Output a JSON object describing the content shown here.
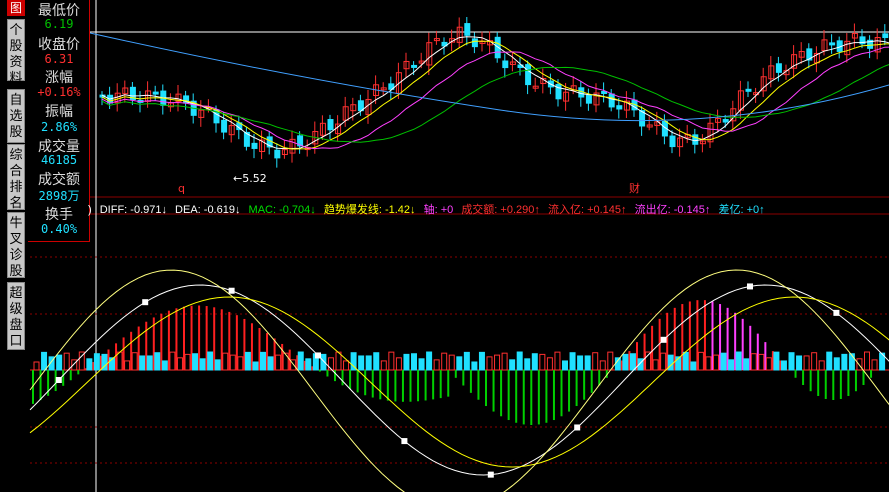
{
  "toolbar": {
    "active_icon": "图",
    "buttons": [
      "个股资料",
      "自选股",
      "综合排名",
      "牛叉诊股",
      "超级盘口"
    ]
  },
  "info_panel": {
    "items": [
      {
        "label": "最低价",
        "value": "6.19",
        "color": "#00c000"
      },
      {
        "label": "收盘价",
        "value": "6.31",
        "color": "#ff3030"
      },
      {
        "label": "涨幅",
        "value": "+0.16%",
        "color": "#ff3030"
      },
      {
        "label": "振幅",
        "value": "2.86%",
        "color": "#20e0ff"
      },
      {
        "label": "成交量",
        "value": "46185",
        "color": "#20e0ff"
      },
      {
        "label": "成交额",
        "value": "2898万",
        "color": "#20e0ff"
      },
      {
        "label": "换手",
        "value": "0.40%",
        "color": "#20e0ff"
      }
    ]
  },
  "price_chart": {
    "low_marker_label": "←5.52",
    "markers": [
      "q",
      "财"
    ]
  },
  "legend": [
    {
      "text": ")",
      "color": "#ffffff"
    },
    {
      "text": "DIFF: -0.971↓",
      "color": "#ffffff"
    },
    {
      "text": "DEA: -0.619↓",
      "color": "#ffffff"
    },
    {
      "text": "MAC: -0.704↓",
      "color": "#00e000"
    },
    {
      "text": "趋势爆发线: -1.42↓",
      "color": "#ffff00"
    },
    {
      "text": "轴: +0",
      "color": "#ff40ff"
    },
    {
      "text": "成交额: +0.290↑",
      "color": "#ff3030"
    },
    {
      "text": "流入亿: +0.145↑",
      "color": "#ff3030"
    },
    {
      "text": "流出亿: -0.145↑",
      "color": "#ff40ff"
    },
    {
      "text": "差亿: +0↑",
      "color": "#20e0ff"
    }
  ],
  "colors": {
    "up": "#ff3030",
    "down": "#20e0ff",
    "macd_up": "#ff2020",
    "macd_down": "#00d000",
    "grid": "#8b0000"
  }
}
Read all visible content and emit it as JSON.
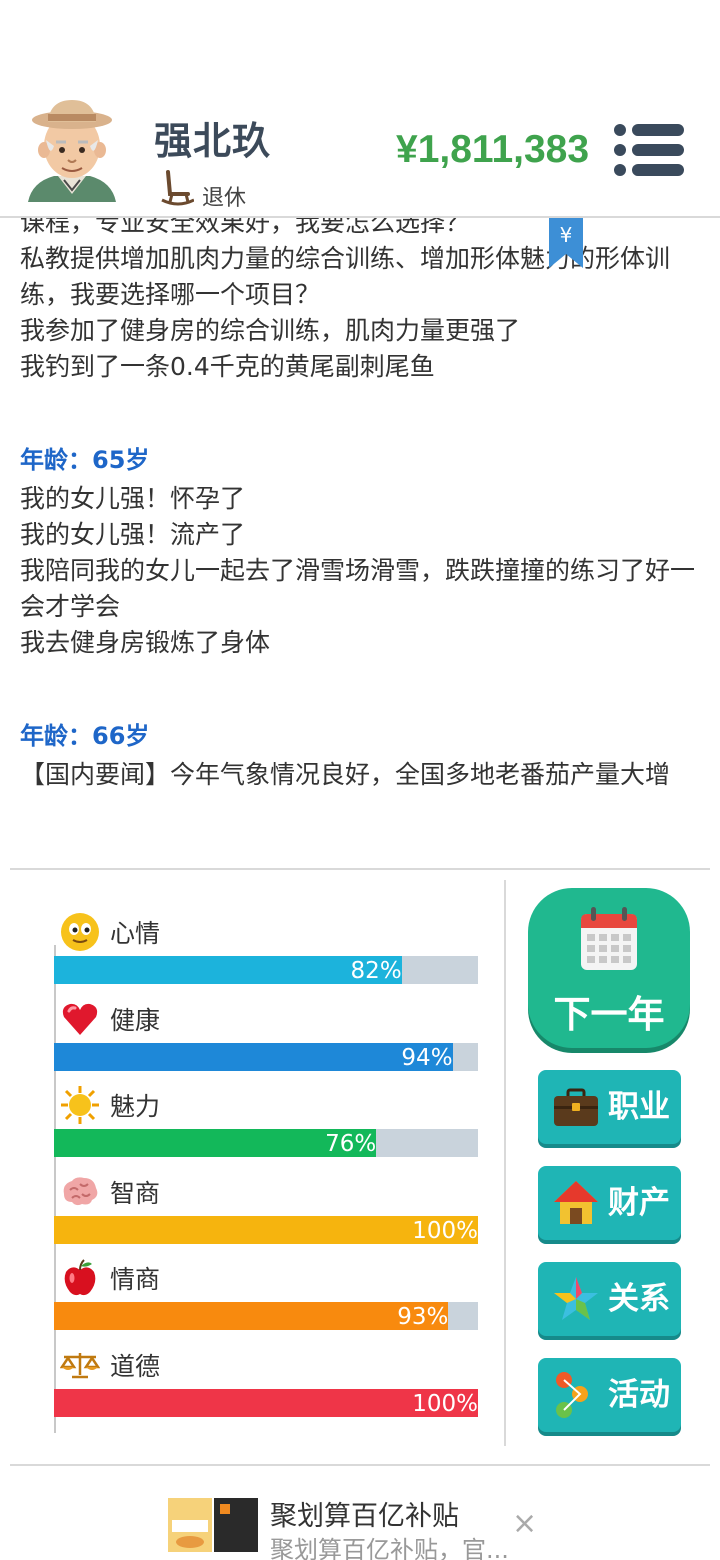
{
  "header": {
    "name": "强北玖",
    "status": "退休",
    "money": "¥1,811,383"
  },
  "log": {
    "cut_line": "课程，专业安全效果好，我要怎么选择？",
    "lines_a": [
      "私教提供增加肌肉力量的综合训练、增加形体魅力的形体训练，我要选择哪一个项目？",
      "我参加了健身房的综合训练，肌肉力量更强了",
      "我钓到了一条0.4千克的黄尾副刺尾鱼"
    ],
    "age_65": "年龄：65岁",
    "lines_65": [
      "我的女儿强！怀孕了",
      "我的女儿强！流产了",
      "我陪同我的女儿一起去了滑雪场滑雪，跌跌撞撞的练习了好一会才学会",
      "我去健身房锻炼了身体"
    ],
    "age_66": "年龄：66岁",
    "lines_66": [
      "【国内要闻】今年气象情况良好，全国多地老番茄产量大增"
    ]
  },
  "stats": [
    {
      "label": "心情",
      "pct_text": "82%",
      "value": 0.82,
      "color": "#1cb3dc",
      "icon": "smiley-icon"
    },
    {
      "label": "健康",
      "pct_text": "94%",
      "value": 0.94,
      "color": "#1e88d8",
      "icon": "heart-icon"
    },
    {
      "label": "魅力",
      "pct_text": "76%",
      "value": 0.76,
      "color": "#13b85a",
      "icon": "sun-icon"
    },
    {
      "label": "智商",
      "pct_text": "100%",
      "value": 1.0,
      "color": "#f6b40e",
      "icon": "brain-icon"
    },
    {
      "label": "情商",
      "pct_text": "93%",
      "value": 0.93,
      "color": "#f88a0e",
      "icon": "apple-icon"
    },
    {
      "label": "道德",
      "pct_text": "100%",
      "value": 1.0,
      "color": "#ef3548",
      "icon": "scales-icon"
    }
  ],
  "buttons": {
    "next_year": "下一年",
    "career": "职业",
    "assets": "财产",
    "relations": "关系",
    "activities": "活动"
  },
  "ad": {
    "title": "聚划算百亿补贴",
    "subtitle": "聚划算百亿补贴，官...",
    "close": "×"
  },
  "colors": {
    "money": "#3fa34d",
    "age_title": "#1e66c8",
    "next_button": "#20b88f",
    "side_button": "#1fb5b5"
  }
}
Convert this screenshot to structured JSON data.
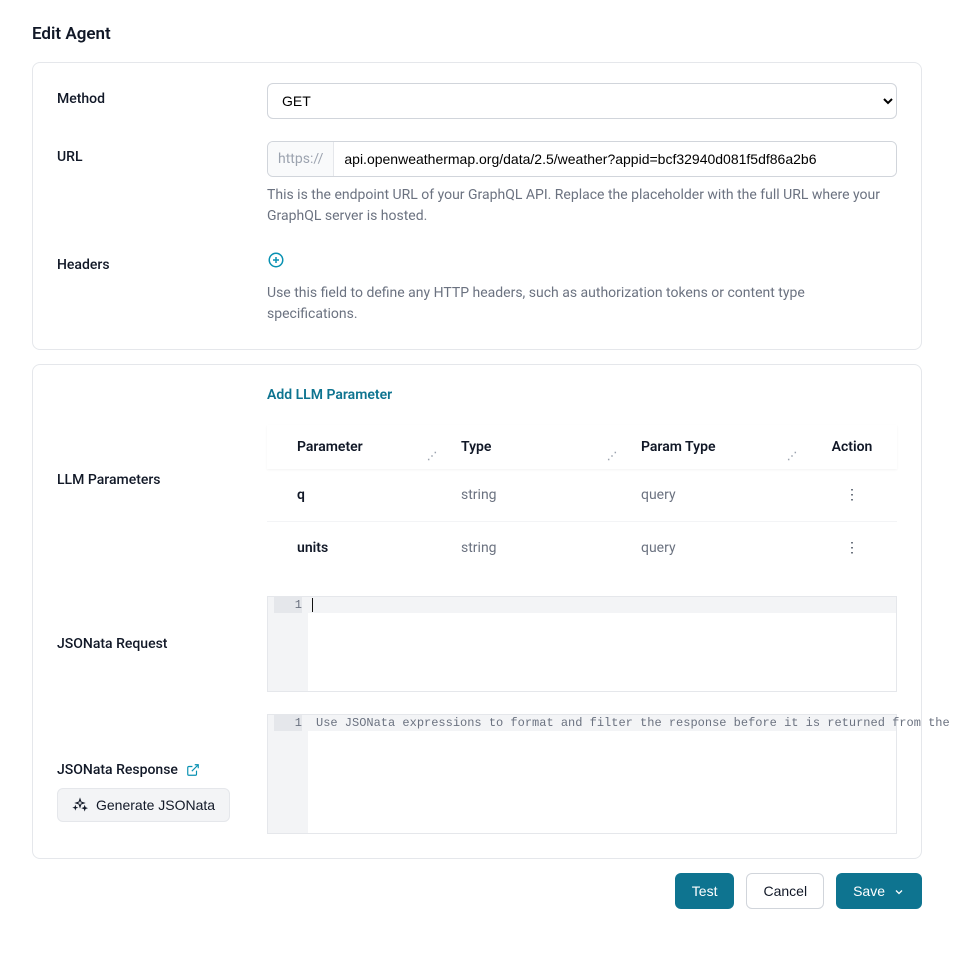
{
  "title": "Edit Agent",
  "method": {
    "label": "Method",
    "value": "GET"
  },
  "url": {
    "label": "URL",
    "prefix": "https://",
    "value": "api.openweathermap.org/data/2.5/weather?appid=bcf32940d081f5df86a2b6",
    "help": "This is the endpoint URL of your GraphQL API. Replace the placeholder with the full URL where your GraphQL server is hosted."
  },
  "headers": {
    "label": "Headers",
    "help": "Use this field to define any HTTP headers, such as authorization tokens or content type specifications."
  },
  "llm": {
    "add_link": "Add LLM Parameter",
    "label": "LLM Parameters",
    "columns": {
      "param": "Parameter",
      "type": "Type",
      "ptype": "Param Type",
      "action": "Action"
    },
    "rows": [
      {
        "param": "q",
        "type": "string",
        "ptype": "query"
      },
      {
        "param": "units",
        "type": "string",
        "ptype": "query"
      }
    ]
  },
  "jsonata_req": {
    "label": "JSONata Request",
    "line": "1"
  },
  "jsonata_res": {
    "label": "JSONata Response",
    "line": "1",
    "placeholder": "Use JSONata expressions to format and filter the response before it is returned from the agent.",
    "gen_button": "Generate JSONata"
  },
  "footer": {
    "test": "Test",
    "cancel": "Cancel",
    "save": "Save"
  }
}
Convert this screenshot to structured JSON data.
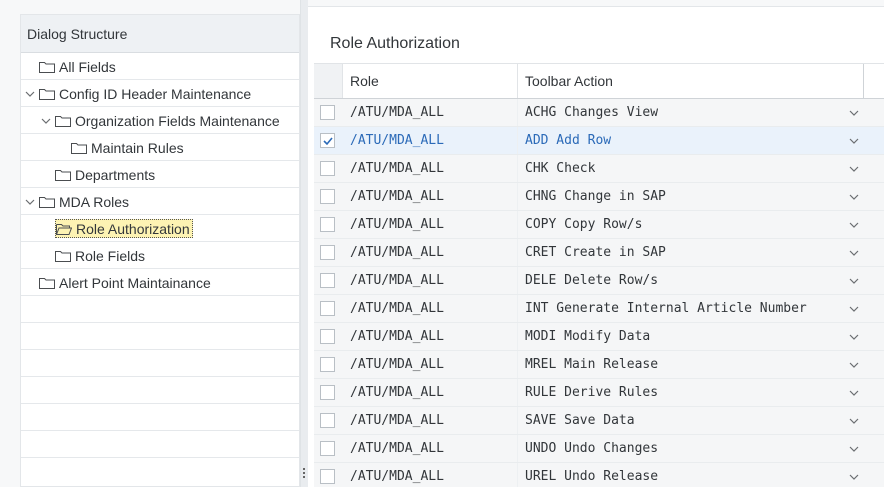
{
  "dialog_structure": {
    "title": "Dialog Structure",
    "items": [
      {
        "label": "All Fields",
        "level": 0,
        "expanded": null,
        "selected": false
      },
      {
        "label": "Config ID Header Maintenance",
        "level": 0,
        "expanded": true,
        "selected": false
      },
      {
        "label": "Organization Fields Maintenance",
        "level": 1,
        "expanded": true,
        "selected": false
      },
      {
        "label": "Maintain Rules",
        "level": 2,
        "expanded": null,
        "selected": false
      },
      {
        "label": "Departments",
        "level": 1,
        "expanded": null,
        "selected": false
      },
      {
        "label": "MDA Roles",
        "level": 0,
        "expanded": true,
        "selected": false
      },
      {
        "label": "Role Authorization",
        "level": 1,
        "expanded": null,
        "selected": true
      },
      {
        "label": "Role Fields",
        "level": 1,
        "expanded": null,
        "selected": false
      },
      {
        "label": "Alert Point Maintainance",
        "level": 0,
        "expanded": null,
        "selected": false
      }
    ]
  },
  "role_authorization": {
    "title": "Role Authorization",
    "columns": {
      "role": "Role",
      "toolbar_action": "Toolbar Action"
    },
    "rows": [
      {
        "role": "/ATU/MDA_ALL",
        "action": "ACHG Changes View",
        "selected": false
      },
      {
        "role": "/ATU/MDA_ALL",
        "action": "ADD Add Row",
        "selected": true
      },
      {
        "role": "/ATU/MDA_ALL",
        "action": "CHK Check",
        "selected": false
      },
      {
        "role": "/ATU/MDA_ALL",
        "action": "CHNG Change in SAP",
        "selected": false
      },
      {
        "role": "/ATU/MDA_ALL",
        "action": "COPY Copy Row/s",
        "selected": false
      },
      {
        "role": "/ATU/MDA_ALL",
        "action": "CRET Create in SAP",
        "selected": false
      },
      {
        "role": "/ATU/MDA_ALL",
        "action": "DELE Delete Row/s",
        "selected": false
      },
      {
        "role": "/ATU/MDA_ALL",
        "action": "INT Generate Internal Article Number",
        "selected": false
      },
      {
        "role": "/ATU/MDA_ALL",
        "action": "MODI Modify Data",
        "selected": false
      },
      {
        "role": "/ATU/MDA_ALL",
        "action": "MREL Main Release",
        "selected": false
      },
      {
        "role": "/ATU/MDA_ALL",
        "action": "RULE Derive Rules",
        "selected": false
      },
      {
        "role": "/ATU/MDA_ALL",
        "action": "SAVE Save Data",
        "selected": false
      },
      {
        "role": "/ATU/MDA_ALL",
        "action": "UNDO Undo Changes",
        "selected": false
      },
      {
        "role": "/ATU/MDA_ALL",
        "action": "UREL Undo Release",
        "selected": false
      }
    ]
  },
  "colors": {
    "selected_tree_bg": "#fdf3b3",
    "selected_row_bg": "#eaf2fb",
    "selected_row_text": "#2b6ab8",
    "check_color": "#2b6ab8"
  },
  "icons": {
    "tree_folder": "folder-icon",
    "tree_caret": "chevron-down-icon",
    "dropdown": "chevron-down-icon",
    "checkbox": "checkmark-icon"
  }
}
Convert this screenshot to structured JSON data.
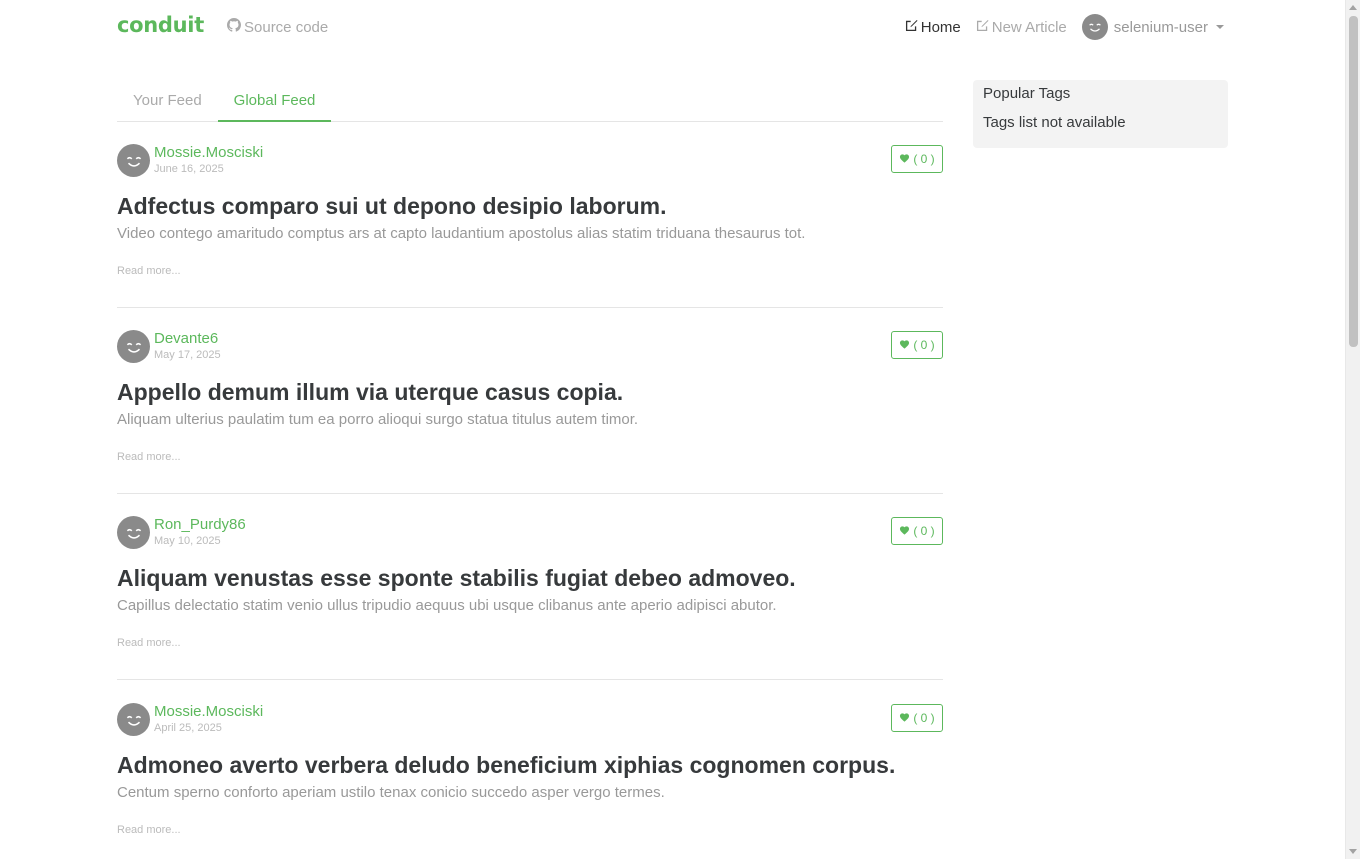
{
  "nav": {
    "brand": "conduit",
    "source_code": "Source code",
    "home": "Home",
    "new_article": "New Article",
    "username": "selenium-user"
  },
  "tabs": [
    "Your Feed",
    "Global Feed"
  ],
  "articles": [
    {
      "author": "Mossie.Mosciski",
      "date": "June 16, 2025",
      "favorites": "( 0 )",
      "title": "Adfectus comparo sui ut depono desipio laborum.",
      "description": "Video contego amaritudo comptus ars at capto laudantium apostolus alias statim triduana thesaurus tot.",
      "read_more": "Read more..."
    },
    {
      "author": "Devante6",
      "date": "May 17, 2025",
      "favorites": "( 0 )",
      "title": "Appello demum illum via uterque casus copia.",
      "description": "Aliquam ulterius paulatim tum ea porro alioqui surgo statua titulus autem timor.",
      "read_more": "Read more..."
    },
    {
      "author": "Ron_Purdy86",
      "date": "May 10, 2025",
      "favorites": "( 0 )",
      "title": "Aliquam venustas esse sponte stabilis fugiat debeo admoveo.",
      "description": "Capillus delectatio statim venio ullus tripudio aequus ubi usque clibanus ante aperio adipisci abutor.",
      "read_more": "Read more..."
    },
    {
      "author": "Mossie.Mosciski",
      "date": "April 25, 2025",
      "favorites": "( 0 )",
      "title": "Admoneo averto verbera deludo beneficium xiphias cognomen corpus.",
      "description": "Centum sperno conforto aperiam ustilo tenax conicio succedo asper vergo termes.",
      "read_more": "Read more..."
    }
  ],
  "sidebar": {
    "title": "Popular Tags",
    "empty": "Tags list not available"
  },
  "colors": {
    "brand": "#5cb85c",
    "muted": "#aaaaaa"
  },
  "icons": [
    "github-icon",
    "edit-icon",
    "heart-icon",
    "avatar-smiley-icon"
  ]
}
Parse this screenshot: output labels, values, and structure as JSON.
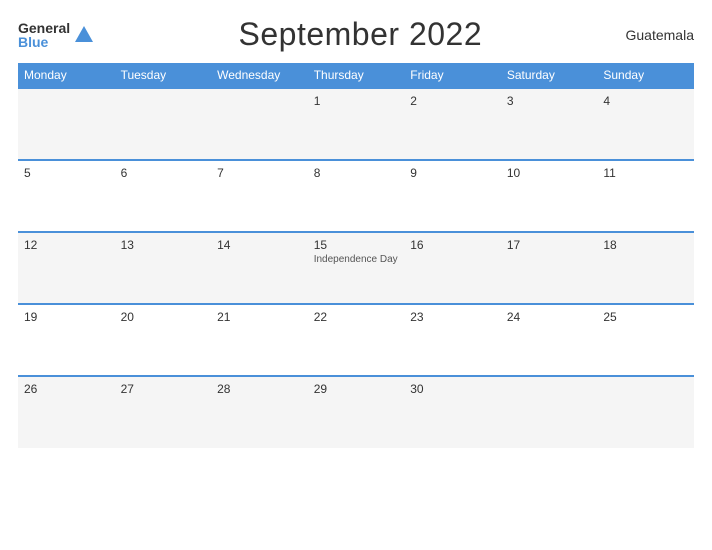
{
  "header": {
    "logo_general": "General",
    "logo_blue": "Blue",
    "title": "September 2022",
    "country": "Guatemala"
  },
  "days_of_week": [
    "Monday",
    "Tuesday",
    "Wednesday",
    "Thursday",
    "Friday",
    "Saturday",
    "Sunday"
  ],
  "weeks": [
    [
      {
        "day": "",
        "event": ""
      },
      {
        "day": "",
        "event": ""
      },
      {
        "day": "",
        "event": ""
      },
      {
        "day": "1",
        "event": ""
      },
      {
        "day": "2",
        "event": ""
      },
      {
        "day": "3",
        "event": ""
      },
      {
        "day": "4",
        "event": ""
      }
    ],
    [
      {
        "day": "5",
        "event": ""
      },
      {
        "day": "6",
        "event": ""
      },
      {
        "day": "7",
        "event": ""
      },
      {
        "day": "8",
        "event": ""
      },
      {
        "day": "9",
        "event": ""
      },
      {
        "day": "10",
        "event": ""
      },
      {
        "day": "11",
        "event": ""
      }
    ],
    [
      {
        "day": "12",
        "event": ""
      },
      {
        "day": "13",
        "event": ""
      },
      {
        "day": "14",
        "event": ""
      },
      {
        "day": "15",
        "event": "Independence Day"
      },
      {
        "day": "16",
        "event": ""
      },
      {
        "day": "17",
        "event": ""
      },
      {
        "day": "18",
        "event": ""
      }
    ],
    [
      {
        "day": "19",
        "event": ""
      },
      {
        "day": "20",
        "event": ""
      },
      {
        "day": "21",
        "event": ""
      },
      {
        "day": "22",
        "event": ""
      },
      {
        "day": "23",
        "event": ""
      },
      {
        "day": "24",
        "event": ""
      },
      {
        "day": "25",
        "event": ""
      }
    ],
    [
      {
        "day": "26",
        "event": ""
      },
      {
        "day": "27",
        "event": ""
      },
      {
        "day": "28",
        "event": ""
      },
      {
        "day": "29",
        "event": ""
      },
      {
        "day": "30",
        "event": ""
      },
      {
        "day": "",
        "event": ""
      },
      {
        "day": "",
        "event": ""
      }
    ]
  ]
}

□ □ □ □

* _What is expected_
Find all lines with "Rules" in them and copy each one.

* _Result_
        "label": "Maintain Rules",
        "action": "RULE Derive Rules",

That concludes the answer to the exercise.